***** SOURCE MATERIAL *****

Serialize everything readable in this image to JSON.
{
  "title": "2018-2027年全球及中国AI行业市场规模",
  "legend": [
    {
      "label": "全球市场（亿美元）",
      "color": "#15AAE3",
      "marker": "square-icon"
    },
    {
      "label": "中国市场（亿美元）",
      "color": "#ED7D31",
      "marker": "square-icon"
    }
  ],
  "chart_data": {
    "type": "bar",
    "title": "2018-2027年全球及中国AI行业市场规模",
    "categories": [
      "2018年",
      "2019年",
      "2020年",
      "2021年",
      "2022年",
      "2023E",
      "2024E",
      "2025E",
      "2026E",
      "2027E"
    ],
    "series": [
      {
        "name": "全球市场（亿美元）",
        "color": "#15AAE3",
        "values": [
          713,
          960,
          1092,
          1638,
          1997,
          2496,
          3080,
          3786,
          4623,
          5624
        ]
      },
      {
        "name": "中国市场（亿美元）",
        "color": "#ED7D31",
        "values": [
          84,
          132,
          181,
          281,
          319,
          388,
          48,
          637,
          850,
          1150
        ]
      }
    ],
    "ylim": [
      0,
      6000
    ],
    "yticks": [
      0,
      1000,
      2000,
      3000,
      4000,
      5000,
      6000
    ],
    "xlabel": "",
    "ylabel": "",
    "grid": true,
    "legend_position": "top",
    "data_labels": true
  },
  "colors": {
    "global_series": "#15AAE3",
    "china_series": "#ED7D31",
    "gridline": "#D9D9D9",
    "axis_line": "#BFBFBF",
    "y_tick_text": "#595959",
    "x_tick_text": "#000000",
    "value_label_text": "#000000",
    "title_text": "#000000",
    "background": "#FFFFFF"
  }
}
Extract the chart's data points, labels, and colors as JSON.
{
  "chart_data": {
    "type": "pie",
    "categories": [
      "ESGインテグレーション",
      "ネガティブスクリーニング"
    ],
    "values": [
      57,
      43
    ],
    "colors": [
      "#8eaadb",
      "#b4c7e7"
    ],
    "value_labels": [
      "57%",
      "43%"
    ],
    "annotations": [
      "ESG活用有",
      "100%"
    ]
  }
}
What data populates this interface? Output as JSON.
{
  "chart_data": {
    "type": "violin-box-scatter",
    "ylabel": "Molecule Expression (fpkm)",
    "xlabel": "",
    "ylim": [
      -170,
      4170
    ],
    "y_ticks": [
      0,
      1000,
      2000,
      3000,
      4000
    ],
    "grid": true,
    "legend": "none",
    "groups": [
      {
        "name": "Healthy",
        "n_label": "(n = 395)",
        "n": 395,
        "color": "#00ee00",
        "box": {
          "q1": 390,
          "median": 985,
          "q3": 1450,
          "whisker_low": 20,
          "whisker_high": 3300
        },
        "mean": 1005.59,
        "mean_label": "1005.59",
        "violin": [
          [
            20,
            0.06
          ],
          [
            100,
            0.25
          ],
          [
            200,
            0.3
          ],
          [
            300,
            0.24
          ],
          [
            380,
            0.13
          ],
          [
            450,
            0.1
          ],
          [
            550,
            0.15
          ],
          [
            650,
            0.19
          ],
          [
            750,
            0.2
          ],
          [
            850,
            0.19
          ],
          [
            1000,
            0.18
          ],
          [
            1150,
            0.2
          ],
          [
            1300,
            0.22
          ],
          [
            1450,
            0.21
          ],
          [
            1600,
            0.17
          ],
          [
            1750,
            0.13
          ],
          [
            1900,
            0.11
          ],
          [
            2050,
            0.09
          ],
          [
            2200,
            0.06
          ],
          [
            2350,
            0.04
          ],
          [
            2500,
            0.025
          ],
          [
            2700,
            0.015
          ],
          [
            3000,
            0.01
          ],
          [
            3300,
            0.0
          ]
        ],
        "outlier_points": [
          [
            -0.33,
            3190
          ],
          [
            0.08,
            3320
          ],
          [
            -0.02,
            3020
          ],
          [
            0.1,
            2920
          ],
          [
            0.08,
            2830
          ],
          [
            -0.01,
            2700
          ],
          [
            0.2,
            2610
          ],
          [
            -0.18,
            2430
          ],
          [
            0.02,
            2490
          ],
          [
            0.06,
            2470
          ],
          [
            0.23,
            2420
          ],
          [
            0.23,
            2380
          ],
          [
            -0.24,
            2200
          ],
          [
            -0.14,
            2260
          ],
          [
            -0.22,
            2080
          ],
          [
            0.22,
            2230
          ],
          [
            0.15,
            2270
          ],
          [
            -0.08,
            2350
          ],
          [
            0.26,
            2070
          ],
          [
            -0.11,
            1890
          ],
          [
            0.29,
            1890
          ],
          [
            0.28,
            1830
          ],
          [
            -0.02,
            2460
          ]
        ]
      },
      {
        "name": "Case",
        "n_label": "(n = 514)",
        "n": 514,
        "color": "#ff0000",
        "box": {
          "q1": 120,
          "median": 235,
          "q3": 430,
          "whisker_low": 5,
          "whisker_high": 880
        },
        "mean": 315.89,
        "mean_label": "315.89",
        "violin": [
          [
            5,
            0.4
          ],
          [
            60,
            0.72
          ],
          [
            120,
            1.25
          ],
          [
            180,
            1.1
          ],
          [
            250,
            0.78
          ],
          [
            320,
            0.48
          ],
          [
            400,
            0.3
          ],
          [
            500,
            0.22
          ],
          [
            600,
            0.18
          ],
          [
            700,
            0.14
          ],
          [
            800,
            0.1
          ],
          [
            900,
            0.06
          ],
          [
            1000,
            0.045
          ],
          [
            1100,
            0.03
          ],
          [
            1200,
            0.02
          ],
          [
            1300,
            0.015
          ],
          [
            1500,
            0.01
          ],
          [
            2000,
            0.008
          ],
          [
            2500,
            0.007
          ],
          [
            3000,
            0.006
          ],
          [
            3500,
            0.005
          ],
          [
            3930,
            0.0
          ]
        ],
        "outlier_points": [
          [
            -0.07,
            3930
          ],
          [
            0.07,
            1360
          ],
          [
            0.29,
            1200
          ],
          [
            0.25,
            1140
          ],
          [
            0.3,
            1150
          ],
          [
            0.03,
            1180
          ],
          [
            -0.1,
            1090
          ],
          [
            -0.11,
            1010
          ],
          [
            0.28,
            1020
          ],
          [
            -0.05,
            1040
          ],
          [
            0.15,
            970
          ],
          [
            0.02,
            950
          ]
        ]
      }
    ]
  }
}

*****

PROBLEM TO SOLVE: The records above should be duplicated in full, exactly as given.

WRITTEN SOLUTION:
Serialize everything readable in this image to JSON.
{
  "title": "2018-2027年全球及中国AI行业市场规模",
  "legend": [
    {
      "label": "全球市场（亿美元）",
      "color": "#15AAE3",
      "marker": "square-icon"
    },
    {
      "label": "中国市场（亿美元）",
      "color": "#ED7D31",
      "marker": "square-icon"
    }
  ],
  "chart_data": {
    "type": "bar",
    "title": "2018-2027年全球及中国AI行业市场规模",
    "categories": [
      "2018年",
      "2019年",
      "2020年",
      "2021年",
      "2022年",
      "2023E",
      "2024E",
      "2025E",
      "2026E",
      "2027E"
    ],
    "series": [
      {
        "name": "全球市场（亿美元）",
        "color": "#15AAE3",
        "values": [
          713,
          960,
          1092,
          1638,
          1997,
          2496,
          3080,
          3786,
          4623,
          5624
        ]
      },
      {
        "name": "中国市场（亿美元）",
        "color": "#ED7D31",
        "values": [
          84,
          132,
          181,
          281,
          319,
          388,
          48,
          637,
          850,
          1150
        ]
      }
    ],
    "ylim": [
      0,
      6000
    ],
    "yticks": [
      0,
      1000,
      2000,
      3000,
      4000,
      5000,
      6000
    ],
    "xlabel": "",
    "ylabel": "",
    "grid": true,
    "legend_position": "top",
    "data_labels": true
  },
  "colors": {
    "global_series": "#15AAE3",
    "china_series": "#ED7D31",
    "gridline": "#D9D9D9",
    "axis_line": "#BFBFBF",
    "y_tick_text": "#595959",
    "x_tick_text": "#000000",
    "value_label_text": "#000000",
    "title_text": "#000000",
    "background": "#FFFFFF"
  }
}
Extract the chart's data points, labels, and colors as JSON.
{
  "chart_data": {
    "type": "pie",
    "categories": [
      "ESGインテグレーション",
      "ネガティブスクリーニング"
    ],
    "values": [
      57,
      43
    ],
    "colors": [
      "#8eaadb",
      "#b4c7e7"
    ],
    "value_labels": [
      "57%",
      "43%"
    ],
    "annotations": [
      "ESG活用有",
      "100%"
    ]
  }
}
What data populates this interface? Output as JSON.
{
  "chart_data": {
    "type": "violin-box-scatter",
    "ylabel": "Molecule Expression (fpkm)",
    "xlabel": "",
    "ylim": [
      -170,
      4170
    ],
    "y_ticks": [
      0,
      1000,
      2000,
      3000,
      4000
    ],
    "grid": true,
    "legend": "none",
    "groups": [
      {
        "name": "Healthy",
        "n_label": "(n = 395)",
        "n": 395,
        "color": "#00ee00",
        "box": {
          "q1": 390,
          "median": 985,
          "q3": 1450,
          "whisker_low": 20,
          "whisker_high": 3300
        },
        "mean": 1005.59,
        "mean_label": "1005.59",
        "violin": [
          [
            20,
            0.06
          ],
          [
            100,
            0.25
          ],
          [
            200,
            0.3
          ],
          [
            300,
            0.24
          ],
          [
            380,
            0.13
          ],
          [
            450,
            0.1
          ],
          [
            550,
            0.15
          ],
          [
            650,
            0.19
          ],
          [
            750,
            0.2
          ],
          [
            850,
            0.19
          ],
          [
            1000,
            0.18
          ],
          [
            1150,
            0.2
          ],
          [
            1300,
            0.22
          ],
          [
            1450,
            0.21
          ],
          [
            1600,
            0.17
          ],
          [
            1750,
            0.13
          ],
          [
            1900,
            0.11
          ],
          [
            2050,
            0.09
          ],
          [
            2200,
            0.06
          ],
          [
            2350,
            0.04
          ],
          [
            2500,
            0.025
          ],
          [
            2700,
            0.015
          ],
          [
            3000,
            0.01
          ],
          [
            3300,
            0.0
          ]
        ],
        "outlier_points": [
          [
            -0.33,
            3190
          ],
          [
            0.08,
            3320
          ],
          [
            -0.02,
            3020
          ],
          [
            0.1,
            2920
          ],
          [
            0.08,
            2830
          ],
          [
            -0.01,
            2700
          ],
          [
            0.2,
            2610
          ],
          [
            -0.18,
            2430
          ],
          [
            0.02,
            2490
          ],
          [
            0.06,
            2470
          ],
          [
            0.23,
            2420
          ],
          [
            0.23,
            2380
          ],
          [
            -0.24,
            2200
          ],
          [
            -0.14,
            2260
          ],
          [
            -0.22,
            2080
          ],
          [
            0.22,
            2230
          ],
          [
            0.15,
            2270
          ],
          [
            -0.08,
            2350
          ],
          [
            0.26,
            2070
          ],
          [
            -0.11,
            1890
          ],
          [
            0.29,
            1890
          ],
          [
            0.28,
            1830
          ],
          [
            -0.02,
            2460
          ]
        ]
      },
      {
        "name": "Case",
        "n_label": "(n = 514)",
        "n": 514,
        "color": "#ff0000",
        "box": {
          "q1": 120,
          "median": 235,
          "q3": 430,
          "whisker_low": 5,
          "whisker_high": 880
        },
        "mean": 315.89,
        "mean_label": "315.89",
        "violin": [
          [
            5,
            0.4
          ],
          [
            60,
            0.72
          ],
          [
            120,
            1.25
          ],
          [
            180,
            1.1
          ],
          [
            250,
            0.78
          ],
          [
            320,
            0.48
          ],
          [
            400,
            0.3
          ],
          [
            500,
            0.22
          ],
          [
            600,
            0.18
          ],
          [
            700,
            0.14
          ],
          [
            800,
            0.1
          ],
          [
            900,
            0.06
          ],
          [
            1000,
            0.045
          ],
          [
            1100,
            0.03
          ],
          [
            1200,
            0.02
          ],
          [
            1300,
            0.015
          ],
          [
            1500,
            0.01
          ],
          [
            2000,
            0.008
          ],
          [
            2500,
            0.007
          ],
          [
            3000,
            0.006
          ],
          [
            3500,
            0.005
          ],
          [
            3930,
            0.0
          ]
        ],
        "outlier_points": [
          [
            -0.07,
            3930
          ],
          [
            0.07,
            1360
          ],
          [
            0.29,
            1200
          ],
          [
            0.25,
            1140
          ],
          [
            0.3,
            1150
          ],
          [
            0.03,
            1180
          ],
          [
            -0.1,
            1090
          ],
          [
            -0.11,
            1010
          ],
          [
            0.28,
            1020
          ],
          [
            -0.05,
            1040
          ],
          [
            0.15,
            970
          ],
          [
            0.02,
            950
          ]
        ]
      }
    ]
  }
}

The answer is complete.